*DIRECTIONS FOR THIS TASK*: Type the records out again in full, exactly.

*MATERIALS PROVIDED*:
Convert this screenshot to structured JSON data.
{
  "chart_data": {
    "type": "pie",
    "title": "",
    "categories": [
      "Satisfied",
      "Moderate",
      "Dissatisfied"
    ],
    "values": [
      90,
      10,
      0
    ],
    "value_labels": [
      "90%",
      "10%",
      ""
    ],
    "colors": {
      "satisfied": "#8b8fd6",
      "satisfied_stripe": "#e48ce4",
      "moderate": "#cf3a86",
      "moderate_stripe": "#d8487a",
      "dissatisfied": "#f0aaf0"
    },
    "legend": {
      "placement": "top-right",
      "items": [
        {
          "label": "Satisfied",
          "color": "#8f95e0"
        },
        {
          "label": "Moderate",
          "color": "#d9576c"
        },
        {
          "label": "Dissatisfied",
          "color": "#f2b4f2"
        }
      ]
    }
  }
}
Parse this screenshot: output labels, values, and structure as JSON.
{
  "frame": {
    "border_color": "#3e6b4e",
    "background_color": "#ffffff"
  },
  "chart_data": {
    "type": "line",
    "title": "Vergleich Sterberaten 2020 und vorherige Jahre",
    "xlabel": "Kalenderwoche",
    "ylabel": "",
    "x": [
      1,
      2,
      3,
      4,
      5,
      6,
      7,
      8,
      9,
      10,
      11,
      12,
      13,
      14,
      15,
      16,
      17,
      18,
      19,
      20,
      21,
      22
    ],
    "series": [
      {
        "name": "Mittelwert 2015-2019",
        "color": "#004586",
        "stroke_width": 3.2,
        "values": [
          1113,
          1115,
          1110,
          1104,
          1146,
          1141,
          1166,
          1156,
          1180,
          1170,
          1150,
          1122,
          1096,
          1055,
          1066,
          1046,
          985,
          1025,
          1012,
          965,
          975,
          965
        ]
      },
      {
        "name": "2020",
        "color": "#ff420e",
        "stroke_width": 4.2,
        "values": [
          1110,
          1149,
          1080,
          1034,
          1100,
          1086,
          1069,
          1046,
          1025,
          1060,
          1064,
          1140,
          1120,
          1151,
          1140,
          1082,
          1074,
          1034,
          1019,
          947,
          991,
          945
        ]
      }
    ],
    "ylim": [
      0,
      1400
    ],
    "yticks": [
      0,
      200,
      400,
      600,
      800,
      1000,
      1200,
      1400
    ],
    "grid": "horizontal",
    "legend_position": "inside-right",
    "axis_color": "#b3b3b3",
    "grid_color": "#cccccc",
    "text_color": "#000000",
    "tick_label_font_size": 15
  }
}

*REPLY*:
Convert this screenshot to structured JSON data.
{
  "chart_data": {
    "type": "pie",
    "title": "",
    "categories": [
      "Satisfied",
      "Moderate",
      "Dissatisfied"
    ],
    "values": [
      90,
      10,
      0
    ],
    "value_labels": [
      "90%",
      "10%",
      ""
    ],
    "colors": {
      "satisfied": "#8b8fd6",
      "satisfied_stripe": "#e48ce4",
      "moderate": "#cf3a86",
      "moderate_stripe": "#d8487a",
      "dissatisfied": "#f0aaf0"
    },
    "legend": {
      "placement": "top-right",
      "items": [
        {
          "label": "Satisfied",
          "color": "#8f95e0"
        },
        {
          "label": "Moderate",
          "color": "#d9576c"
        },
        {
          "label": "Dissatisfied",
          "color": "#f2b4f2"
        }
      ]
    }
  }
}
Parse this screenshot: output labels, values, and structure as JSON.
{
  "frame": {
    "border_color": "#3e6b4e",
    "background_color": "#ffffff"
  },
  "chart_data": {
    "type": "line",
    "title": "Vergleich Sterberaten 2020 und vorherige Jahre",
    "xlabel": "Kalenderwoche",
    "ylabel": "",
    "x": [
      1,
      2,
      3,
      4,
      5,
      6,
      7,
      8,
      9,
      10,
      11,
      12,
      13,
      14,
      15,
      16,
      17,
      18,
      19,
      20,
      21,
      22
    ],
    "series": [
      {
        "name": "Mittelwert 2015-2019",
        "color": "#004586",
        "stroke_width": 3.2,
        "values": [
          1113,
          1115,
          1110,
          1104,
          1146,
          1141,
          1166,
          1156,
          1180,
          1170,
          1150,
          1122,
          1096,
          1055,
          1066,
          1046,
          985,
          1025,
          1012,
          965,
          975,
          965
        ]
      },
      {
        "name": "2020",
        "color": "#ff420e",
        "stroke_width": 4.2,
        "values": [
          1110,
          1149,
          1080,
          1034,
          1100,
          1086,
          1069,
          1046,
          1025,
          1060,
          1064,
          1140,
          1120,
          1151,
          1140,
          1082,
          1074,
          1034,
          1019,
          947,
          991,
          945
        ]
      }
    ],
    "ylim": [
      0,
      1400
    ],
    "yticks": [
      0,
      200,
      400,
      600,
      800,
      1000,
      1200,
      1400
    ],
    "grid": "horizontal",
    "legend_position": "inside-right",
    "axis_color": "#b3b3b3",
    "grid_color": "#cccccc",
    "text_color": "#000000",
    "tick_label_font_size": 15
  }
}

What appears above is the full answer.